Material for this exercise:

>> BEGIN

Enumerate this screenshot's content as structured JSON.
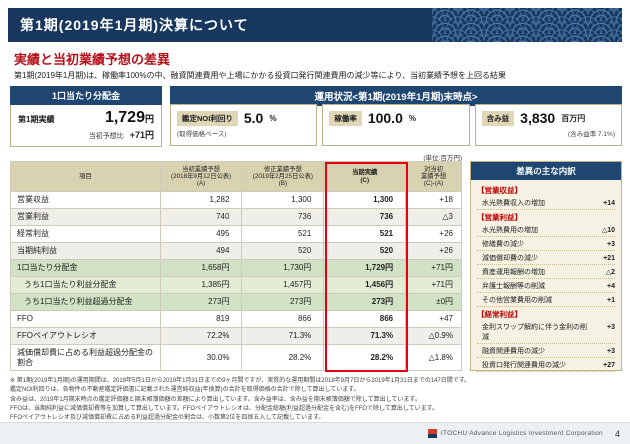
{
  "banner": {
    "title": "第1期(2019年1月期)決算について"
  },
  "section": {
    "heading": "実績と当初業績予想の差異",
    "lead": "第1期(2019年1月期)は、稼働率100%の中、融資関連費用や上場にかかる投資口発行関連費用の減少等により、当初業績予想を上回る結果"
  },
  "dividend_box": {
    "header": "1口当たり分配金",
    "label": "第1期実績",
    "value": "1,729",
    "unit": "円",
    "sub_label": "当初予想比",
    "sub_value": "+71円"
  },
  "status": {
    "header": "運用状況<第1期(2019年1月期)末時点>",
    "items": [
      {
        "label": "鑑定NOI利回り",
        "value": "5.0",
        "unit": "%",
        "note": "(取得価格ベース)"
      },
      {
        "label": "稼働率",
        "value": "100.0",
        "unit": "%",
        "note": ""
      },
      {
        "label": "含み益",
        "value": "3,830",
        "unit": "百万円",
        "note": "(含み益率 7.1%)"
      }
    ]
  },
  "table": {
    "unit_note": "(単位:百万円)",
    "columns": [
      {
        "label": "項目"
      },
      {
        "label": "当初業績予想\n(2018年9月12日公表)\n(A)"
      },
      {
        "label": "修正業績予想\n(2019年2月25日公表)\n(B)"
      },
      {
        "label": "当期実績\n(C)"
      },
      {
        "label": "対当初\n業績予想\n(C)-(A)"
      }
    ],
    "rows": [
      {
        "name": "営業収益",
        "a": "1,282",
        "b": "1,300",
        "c": "1,300",
        "diff": "+18",
        "shade": "white",
        "indent": false
      },
      {
        "name": "営業利益",
        "a": "740",
        "b": "736",
        "c": "736",
        "diff": "△3",
        "shade": "gray",
        "indent": false
      },
      {
        "name": "経常利益",
        "a": "495",
        "b": "521",
        "c": "521",
        "diff": "+26",
        "shade": "white",
        "indent": false
      },
      {
        "name": "当期純利益",
        "a": "494",
        "b": "520",
        "c": "520",
        "diff": "+26",
        "shade": "gray",
        "indent": false
      },
      {
        "name": "1口当たり分配金",
        "a": "1,658円",
        "b": "1,730円",
        "c": "1,729円",
        "diff": "+71円",
        "shade": "green",
        "indent": false
      },
      {
        "name": "うち1口当たり利益分配金",
        "a": "1,385円",
        "b": "1,457円",
        "c": "1,456円",
        "diff": "+71円",
        "shade": "green2",
        "indent": true
      },
      {
        "name": "うち1口当たり利益超過分配金",
        "a": "273円",
        "b": "273円",
        "c": "273円",
        "diff": "±0円",
        "shade": "green",
        "indent": true
      },
      {
        "name": "FFO",
        "a": "819",
        "b": "866",
        "c": "866",
        "diff": "+47",
        "shade": "white",
        "indent": false
      },
      {
        "name": "FFOペイアウトレシオ",
        "a": "72.2%",
        "b": "71.3%",
        "c": "71.3%",
        "diff": "△0.9%",
        "shade": "gray",
        "indent": false
      },
      {
        "name": "減価償却費に占める利益超過分配金の割合",
        "a": "30.0%",
        "b": "28.2%",
        "c": "28.2%",
        "diff": "△1.8%",
        "shade": "white",
        "indent": false
      }
    ]
  },
  "sidebar": {
    "header": "差異の主な内訳",
    "groups": [
      {
        "title": "【営業収益】",
        "items": [
          {
            "label": "水光熱費収入の増加",
            "value": "+14"
          }
        ]
      },
      {
        "title": "【営業利益】",
        "items": [
          {
            "label": "水光熱費用の増加",
            "value": "△10"
          },
          {
            "label": "修繕費の減少",
            "value": "+3"
          },
          {
            "label": "減価償却費の減少",
            "value": "+21"
          },
          {
            "label": "資産運用報酬の増加",
            "value": "△2"
          },
          {
            "label": "弁護士報酬等の削減",
            "value": "+4"
          },
          {
            "label": "その他営業費用の削減",
            "value": "+1"
          }
        ]
      },
      {
        "title": "【経常利益】",
        "items": [
          {
            "label": "金利スワップ解約に伴う金利の削減",
            "value": "+3"
          },
          {
            "label": "融資関連費用の減少",
            "value": "+3"
          },
          {
            "label": "投資口発行関連費用の減少",
            "value": "+27"
          }
        ]
      }
    ]
  },
  "footnotes": {
    "lines": [
      "※ 第1期(2019年1月期)の運用期間は、2018年5月1日から2019年1月31日までの9ヶ月間ですが、実質的な運用期間は2018年9月7日から2019年1月31日までの147日間です。",
      "鑑定NOI利回りは、各物件の不動産鑑定評価書に記載された運営純収益(年換算)の合計を取得価格の合計で除して算出しています。",
      "含み益は、2019年1月期末時点の鑑定評価額と期末帳簿価額の差額により算出しています。含み益率は、含み益を期末帳簿価額で除して算出しています。",
      "FFOは、当期純利益に減価償却費等を加算して算出しています。FFOペイアウトレシオは、分配金総額(利益超過分配金を含む)をFFOで除して算出しています。",
      "FFOペイアウトレシオ及び減価償却費に占める利益超過分配金の割合は、小数第2位を四捨五入して記載しています。"
    ]
  },
  "footer": {
    "logo_text": "ITOCHU Advance Logistics Investment Corporation",
    "page_number": "4"
  },
  "colors": {
    "navy": "#17375e",
    "bar_navy": "#1f4670",
    "accent_red": "#c00000",
    "highlight_red": "#e60012",
    "beige_header": "#d9d2b0",
    "green_row": "#d2e2c4"
  }
}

>> END

Task to carry out: Print the full listing exactly, dropping the pictures.

Task output:
Enumerate this screenshot's content as structured JSON.
{
  "banner": {
    "title": "第1期(2019年1月期)決算について"
  },
  "section": {
    "heading": "実績と当初業績予想の差異",
    "lead": "第1期(2019年1月期)は、稼働率100%の中、融資関連費用や上場にかかる投資口発行関連費用の減少等により、当初業績予想を上回る結果"
  },
  "dividend_box": {
    "header": "1口当たり分配金",
    "label": "第1期実績",
    "value": "1,729",
    "unit": "円",
    "sub_label": "当初予想比",
    "sub_value": "+71円"
  },
  "status": {
    "header": "運用状況<第1期(2019年1月期)末時点>",
    "items": [
      {
        "label": "鑑定NOI利回り",
        "value": "5.0",
        "unit": "%",
        "note": "(取得価格ベース)"
      },
      {
        "label": "稼働率",
        "value": "100.0",
        "unit": "%",
        "note": ""
      },
      {
        "label": "含み益",
        "value": "3,830",
        "unit": "百万円",
        "note": "(含み益率 7.1%)"
      }
    ]
  },
  "table": {
    "unit_note": "(単位:百万円)",
    "columns": [
      {
        "label": "項目"
      },
      {
        "label": "当初業績予想\n(2018年9月12日公表)\n(A)"
      },
      {
        "label": "修正業績予想\n(2019年2月25日公表)\n(B)"
      },
      {
        "label": "当期実績\n(C)"
      },
      {
        "label": "対当初\n業績予想\n(C)-(A)"
      }
    ],
    "rows": [
      {
        "name": "営業収益",
        "a": "1,282",
        "b": "1,300",
        "c": "1,300",
        "diff": "+18",
        "shade": "white",
        "indent": false
      },
      {
        "name": "営業利益",
        "a": "740",
        "b": "736",
        "c": "736",
        "diff": "△3",
        "shade": "gray",
        "indent": false
      },
      {
        "name": "経常利益",
        "a": "495",
        "b": "521",
        "c": "521",
        "diff": "+26",
        "shade": "white",
        "indent": false
      },
      {
        "name": "当期純利益",
        "a": "494",
        "b": "520",
        "c": "520",
        "diff": "+26",
        "shade": "gray",
        "indent": false
      },
      {
        "name": "1口当たり分配金",
        "a": "1,658円",
        "b": "1,730円",
        "c": "1,729円",
        "diff": "+71円",
        "shade": "green",
        "indent": false
      },
      {
        "name": "うち1口当たり利益分配金",
        "a": "1,385円",
        "b": "1,457円",
        "c": "1,456円",
        "diff": "+71円",
        "shade": "green2",
        "indent": true
      },
      {
        "name": "うち1口当たり利益超過分配金",
        "a": "273円",
        "b": "273円",
        "c": "273円",
        "diff": "±0円",
        "shade": "green",
        "indent": true
      },
      {
        "name": "FFO",
        "a": "819",
        "b": "866",
        "c": "866",
        "diff": "+47",
        "shade": "white",
        "indent": false
      },
      {
        "name": "FFOペイアウトレシオ",
        "a": "72.2%",
        "b": "71.3%",
        "c": "71.3%",
        "diff": "△0.9%",
        "shade": "gray",
        "indent": false
      },
      {
        "name": "減価償却費に占める利益超過分配金の割合",
        "a": "30.0%",
        "b": "28.2%",
        "c": "28.2%",
        "diff": "△1.8%",
        "shade": "white",
        "indent": false
      }
    ]
  },
  "sidebar": {
    "header": "差異の主な内訳",
    "groups": [
      {
        "title": "【営業収益】",
        "items": [
          {
            "label": "水光熱費収入の増加",
            "value": "+14"
          }
        ]
      },
      {
        "title": "【営業利益】",
        "items": [
          {
            "label": "水光熱費用の増加",
            "value": "△10"
          },
          {
            "label": "修繕費の減少",
            "value": "+3"
          },
          {
            "label": "減価償却費の減少",
            "value": "+21"
          },
          {
            "label": "資産運用報酬の増加",
            "value": "△2"
          },
          {
            "label": "弁護士報酬等の削減",
            "value": "+4"
          },
          {
            "label": "その他営業費用の削減",
            "value": "+1"
          }
        ]
      },
      {
        "title": "【経常利益】",
        "items": [
          {
            "label": "金利スワップ解約に伴う金利の削減",
            "value": "+3"
          },
          {
            "label": "融資関連費用の減少",
            "value": "+3"
          },
          {
            "label": "投資口発行関連費用の減少",
            "value": "+27"
          }
        ]
      }
    ]
  },
  "footnotes": {
    "lines": [
      "※ 第1期(2019年1月期)の運用期間は、2018年5月1日から2019年1月31日までの9ヶ月間ですが、実質的な運用期間は2018年9月7日から2019年1月31日までの147日間です。",
      "鑑定NOI利回りは、各物件の不動産鑑定評価書に記載された運営純収益(年換算)の合計を取得価格の合計で除して算出しています。",
      "含み益は、2019年1月期末時点の鑑定評価額と期末帳簿価額の差額により算出しています。含み益率は、含み益を期末帳簿価額で除して算出しています。",
      "FFOは、当期純利益に減価償却費等を加算して算出しています。FFOペイアウトレシオは、分配金総額(利益超過分配金を含む)をFFOで除して算出しています。",
      "FFOペイアウトレシオ及び減価償却費に占める利益超過分配金の割合は、小数第2位を四捨五入して記載しています。"
    ]
  },
  "footer": {
    "logo_text": "ITOCHU Advance Logistics Investment Corporation",
    "page_number": "4"
  },
  "colors": {
    "navy": "#17375e",
    "bar_navy": "#1f4670",
    "accent_red": "#c00000",
    "highlight_red": "#e60012",
    "beige_header": "#d9d2b0",
    "green_row": "#d2e2c4"
  }
}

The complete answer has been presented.